-- PROBLEM STATEMENT --
Take each line that has the word "xlabel" and return it.

-- Dataset entries on figures --
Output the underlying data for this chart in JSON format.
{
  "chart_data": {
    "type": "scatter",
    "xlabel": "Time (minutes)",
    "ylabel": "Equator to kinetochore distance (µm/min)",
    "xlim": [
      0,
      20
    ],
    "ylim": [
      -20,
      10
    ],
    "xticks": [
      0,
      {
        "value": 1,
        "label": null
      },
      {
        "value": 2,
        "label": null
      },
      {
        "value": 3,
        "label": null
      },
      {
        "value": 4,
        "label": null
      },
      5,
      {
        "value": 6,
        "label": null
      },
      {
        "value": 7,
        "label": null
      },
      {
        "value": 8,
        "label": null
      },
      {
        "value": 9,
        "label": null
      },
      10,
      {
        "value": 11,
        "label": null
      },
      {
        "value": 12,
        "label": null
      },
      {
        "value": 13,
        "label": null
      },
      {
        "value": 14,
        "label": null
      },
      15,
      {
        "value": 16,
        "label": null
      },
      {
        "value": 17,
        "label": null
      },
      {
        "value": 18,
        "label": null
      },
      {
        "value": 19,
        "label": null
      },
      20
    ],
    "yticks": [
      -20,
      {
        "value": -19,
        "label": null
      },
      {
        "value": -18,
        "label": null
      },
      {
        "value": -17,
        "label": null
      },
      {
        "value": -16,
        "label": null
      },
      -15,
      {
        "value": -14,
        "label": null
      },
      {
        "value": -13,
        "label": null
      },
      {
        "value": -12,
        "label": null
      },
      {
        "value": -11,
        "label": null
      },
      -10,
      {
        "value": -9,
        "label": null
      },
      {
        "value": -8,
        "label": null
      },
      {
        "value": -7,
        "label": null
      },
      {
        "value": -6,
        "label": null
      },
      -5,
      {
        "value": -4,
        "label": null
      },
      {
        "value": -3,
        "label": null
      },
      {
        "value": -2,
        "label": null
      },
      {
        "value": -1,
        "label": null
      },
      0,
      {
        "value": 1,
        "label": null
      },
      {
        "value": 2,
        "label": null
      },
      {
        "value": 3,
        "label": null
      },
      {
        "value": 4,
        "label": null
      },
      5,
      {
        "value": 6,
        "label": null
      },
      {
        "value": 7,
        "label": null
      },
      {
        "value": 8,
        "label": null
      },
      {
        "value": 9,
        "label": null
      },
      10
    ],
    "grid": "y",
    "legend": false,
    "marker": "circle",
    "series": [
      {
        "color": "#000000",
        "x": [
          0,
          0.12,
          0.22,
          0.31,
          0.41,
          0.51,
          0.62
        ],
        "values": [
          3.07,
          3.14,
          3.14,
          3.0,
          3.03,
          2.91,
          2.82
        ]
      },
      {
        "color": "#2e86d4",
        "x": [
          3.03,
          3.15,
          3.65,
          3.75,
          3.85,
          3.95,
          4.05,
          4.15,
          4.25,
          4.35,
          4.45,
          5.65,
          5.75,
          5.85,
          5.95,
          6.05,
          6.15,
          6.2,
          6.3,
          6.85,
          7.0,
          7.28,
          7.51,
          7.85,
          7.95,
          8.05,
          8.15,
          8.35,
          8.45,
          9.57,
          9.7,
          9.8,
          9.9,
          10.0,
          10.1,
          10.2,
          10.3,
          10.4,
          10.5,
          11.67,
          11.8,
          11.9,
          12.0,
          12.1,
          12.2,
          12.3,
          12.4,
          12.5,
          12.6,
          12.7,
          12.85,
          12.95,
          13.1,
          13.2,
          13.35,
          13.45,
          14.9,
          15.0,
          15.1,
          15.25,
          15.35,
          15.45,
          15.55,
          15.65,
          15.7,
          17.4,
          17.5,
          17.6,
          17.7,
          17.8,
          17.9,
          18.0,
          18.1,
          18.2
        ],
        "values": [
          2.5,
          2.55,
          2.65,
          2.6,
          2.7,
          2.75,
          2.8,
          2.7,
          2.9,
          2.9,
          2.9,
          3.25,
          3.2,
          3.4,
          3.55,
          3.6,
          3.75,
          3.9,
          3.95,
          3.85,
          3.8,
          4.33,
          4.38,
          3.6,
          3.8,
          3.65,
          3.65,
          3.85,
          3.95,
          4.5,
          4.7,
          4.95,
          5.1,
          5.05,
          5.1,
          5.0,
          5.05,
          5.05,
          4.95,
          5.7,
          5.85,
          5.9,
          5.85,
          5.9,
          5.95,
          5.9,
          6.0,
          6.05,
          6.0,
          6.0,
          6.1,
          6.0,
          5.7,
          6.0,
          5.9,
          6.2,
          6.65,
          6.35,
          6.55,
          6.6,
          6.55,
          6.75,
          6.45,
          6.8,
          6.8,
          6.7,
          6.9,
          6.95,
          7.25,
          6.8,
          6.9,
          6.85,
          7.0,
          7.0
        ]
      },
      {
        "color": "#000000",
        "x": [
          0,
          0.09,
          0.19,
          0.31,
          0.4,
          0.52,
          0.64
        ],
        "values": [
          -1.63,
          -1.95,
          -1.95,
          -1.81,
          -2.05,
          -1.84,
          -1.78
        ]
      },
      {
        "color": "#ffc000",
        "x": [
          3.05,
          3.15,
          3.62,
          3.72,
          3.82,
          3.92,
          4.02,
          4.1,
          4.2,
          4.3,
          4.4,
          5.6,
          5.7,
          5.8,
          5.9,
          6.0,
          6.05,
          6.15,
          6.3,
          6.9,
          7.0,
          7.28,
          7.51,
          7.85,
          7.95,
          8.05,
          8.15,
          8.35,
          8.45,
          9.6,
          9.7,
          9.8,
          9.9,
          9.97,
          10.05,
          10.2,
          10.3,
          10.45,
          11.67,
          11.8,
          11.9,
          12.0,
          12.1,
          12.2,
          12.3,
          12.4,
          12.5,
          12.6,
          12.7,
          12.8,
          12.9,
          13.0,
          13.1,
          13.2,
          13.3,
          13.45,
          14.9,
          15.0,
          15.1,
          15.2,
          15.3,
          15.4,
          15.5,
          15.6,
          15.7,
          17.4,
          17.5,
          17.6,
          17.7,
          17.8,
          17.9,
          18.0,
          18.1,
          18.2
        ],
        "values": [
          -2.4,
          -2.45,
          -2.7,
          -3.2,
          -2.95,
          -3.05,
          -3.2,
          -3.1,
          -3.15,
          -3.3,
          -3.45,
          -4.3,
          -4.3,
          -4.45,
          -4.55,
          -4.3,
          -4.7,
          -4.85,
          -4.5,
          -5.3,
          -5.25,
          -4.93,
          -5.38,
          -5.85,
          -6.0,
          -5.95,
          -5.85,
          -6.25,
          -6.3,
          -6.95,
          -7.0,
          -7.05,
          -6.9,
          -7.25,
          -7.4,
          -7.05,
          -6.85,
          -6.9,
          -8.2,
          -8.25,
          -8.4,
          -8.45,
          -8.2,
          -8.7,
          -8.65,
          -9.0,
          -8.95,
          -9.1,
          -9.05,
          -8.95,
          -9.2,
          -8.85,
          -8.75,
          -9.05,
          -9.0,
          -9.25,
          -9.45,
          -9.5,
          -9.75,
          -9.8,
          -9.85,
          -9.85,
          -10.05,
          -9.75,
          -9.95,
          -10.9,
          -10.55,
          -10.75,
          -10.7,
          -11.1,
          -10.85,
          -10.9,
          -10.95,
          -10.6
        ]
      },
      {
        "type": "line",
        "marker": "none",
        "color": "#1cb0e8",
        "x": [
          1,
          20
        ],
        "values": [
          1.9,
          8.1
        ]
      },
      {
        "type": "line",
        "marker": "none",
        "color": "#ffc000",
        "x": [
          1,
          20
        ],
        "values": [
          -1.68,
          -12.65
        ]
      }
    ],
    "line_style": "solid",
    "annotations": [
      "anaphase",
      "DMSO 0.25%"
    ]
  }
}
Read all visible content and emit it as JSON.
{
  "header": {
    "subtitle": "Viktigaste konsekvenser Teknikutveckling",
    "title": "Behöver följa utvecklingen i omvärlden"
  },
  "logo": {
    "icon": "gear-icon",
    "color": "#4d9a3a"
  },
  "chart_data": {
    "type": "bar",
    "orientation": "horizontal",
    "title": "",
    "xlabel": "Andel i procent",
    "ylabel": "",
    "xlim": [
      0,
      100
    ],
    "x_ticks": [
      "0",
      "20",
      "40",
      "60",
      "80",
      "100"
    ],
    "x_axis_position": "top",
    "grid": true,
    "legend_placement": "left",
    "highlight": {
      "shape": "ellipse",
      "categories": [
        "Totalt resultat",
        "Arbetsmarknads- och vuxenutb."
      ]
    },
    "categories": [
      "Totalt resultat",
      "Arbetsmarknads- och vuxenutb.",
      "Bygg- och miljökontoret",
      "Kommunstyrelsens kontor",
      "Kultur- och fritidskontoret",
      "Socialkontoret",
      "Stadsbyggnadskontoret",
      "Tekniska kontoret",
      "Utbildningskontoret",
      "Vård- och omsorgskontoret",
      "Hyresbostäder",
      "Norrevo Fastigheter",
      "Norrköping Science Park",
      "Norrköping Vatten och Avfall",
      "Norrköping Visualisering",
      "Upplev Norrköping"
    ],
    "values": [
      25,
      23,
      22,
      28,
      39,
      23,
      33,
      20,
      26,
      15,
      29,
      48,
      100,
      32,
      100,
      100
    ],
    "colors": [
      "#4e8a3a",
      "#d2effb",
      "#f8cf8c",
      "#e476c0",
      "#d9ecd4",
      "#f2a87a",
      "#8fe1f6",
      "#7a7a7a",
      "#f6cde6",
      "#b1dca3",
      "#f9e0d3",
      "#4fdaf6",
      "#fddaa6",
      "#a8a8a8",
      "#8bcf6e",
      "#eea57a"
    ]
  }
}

-- TASK SOLUTION --
    "xlabel": "Time (minutes)",
    "xlabel": "Andel i procent",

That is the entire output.